EXERCISE: Extract each line holding the word "zoom" from the entries.

INFORMATION SHOWN:

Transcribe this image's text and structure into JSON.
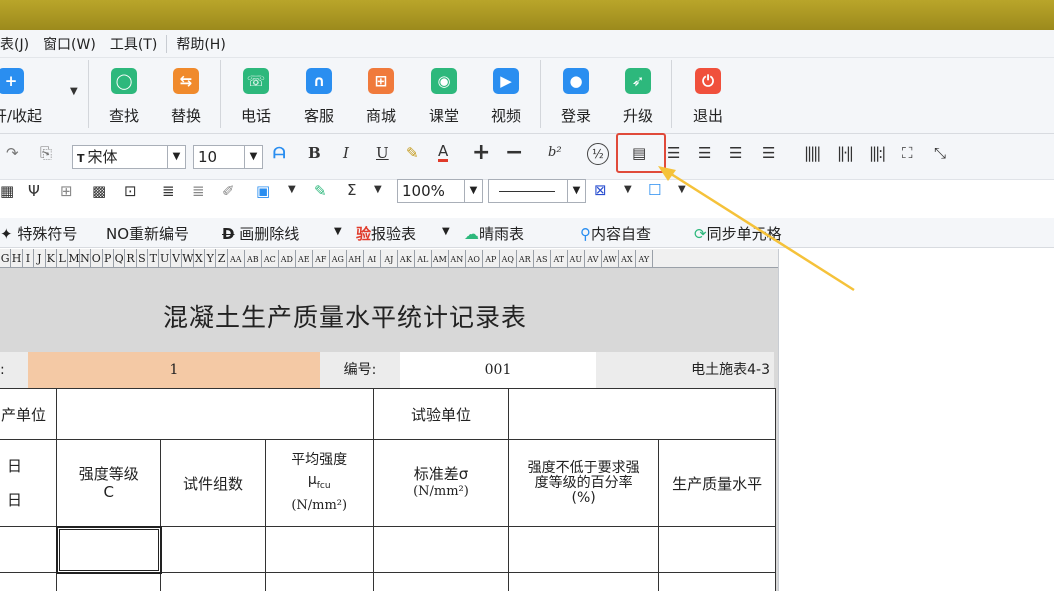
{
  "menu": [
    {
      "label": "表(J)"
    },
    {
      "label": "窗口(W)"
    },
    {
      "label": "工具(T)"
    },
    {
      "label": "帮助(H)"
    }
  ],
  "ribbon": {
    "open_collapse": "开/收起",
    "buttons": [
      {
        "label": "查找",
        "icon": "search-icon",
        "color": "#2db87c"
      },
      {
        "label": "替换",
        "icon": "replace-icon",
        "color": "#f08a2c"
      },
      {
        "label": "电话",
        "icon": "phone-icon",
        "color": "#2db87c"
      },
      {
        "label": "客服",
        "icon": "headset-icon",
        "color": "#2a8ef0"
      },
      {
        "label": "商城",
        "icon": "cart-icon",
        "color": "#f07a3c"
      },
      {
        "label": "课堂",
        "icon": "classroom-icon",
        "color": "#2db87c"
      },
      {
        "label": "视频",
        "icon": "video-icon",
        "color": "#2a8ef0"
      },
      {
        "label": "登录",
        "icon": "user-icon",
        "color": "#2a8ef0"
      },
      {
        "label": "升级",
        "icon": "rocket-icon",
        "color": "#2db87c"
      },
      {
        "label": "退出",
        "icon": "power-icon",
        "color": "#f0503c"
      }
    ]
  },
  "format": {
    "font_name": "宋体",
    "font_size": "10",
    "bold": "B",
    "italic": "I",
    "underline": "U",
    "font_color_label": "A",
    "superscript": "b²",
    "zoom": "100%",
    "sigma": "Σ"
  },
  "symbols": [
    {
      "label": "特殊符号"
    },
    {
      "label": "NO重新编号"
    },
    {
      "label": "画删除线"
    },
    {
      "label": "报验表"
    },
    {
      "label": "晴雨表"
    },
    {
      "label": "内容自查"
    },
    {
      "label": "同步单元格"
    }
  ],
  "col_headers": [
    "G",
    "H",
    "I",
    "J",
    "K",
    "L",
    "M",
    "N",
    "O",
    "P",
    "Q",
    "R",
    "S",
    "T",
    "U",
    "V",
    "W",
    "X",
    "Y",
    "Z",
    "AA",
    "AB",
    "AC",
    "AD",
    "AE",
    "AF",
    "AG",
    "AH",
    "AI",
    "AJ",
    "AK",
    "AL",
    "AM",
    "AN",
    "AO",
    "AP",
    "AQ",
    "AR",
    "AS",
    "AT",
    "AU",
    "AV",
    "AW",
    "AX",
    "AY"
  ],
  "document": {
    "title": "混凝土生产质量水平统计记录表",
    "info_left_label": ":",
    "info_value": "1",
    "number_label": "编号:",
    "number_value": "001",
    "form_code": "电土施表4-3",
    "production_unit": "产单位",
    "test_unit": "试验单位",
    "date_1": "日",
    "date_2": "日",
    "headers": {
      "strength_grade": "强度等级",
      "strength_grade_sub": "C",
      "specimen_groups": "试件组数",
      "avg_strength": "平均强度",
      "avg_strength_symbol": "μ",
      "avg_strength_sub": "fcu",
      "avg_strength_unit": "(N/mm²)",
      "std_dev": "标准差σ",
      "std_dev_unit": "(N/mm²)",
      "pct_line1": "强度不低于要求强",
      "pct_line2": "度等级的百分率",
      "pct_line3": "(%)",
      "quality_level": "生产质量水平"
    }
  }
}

--

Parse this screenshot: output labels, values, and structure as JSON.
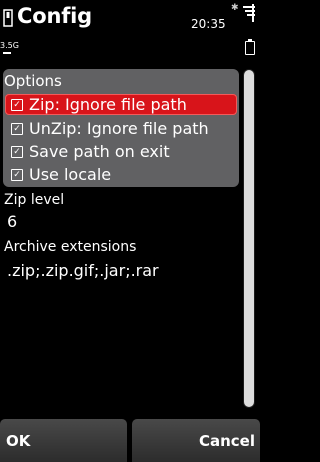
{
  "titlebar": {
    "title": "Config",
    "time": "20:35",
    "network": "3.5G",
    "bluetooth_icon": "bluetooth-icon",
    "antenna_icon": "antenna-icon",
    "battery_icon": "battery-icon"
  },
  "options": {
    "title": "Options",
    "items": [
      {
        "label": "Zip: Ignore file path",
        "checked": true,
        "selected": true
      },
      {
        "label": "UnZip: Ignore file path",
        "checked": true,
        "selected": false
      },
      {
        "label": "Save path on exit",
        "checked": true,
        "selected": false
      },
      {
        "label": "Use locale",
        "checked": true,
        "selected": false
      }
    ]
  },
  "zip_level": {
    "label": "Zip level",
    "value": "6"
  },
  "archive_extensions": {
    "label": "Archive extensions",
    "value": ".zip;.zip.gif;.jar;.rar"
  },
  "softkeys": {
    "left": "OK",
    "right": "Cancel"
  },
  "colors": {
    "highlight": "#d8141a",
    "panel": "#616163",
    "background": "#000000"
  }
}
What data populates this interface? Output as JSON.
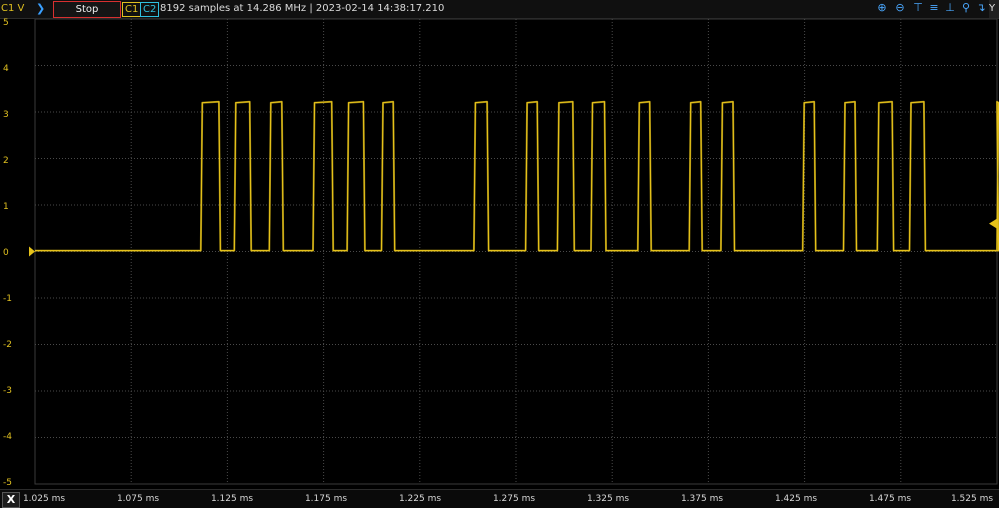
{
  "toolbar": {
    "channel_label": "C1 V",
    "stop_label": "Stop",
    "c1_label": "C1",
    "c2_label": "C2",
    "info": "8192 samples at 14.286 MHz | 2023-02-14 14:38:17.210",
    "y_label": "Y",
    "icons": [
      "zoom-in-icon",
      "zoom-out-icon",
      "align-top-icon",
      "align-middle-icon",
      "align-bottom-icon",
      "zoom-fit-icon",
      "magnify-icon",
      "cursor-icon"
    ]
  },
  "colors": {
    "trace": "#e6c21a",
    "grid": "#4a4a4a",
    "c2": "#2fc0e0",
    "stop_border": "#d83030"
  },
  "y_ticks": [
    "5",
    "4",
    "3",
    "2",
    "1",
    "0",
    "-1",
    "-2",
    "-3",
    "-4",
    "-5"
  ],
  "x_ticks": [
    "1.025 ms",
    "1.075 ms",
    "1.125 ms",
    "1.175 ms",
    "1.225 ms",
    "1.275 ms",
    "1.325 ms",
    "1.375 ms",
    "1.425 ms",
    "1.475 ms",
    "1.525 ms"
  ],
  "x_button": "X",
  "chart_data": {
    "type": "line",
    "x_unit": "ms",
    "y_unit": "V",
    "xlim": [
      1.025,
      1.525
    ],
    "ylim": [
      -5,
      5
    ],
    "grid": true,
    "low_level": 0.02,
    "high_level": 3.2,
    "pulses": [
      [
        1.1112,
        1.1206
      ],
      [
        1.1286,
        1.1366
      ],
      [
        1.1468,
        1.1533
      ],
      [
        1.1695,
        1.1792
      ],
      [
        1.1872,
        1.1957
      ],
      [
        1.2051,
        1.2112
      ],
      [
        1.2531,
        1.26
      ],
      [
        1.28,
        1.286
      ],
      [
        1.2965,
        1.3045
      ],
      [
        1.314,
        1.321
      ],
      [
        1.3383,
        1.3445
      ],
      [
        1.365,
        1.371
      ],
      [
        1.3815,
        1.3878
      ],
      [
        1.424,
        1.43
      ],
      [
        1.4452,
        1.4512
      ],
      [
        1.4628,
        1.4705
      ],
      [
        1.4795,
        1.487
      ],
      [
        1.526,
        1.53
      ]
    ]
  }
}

* * *

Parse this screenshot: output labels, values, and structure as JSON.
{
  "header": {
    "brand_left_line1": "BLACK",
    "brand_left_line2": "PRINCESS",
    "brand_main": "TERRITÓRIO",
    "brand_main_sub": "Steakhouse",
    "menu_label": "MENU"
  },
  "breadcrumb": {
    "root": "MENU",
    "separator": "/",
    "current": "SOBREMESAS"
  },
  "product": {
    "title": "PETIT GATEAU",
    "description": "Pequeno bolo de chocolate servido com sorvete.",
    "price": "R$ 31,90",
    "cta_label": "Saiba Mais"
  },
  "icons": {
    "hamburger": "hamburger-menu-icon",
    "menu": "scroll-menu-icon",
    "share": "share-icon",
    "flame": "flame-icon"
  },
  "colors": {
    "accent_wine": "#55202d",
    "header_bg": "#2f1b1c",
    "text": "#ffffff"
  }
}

OUTPUT OF THE EXERCISE:
    "zoom": "100%",
      "zoom-in-icon",
      "zoom-out-icon",
      "zoom-fit-icon",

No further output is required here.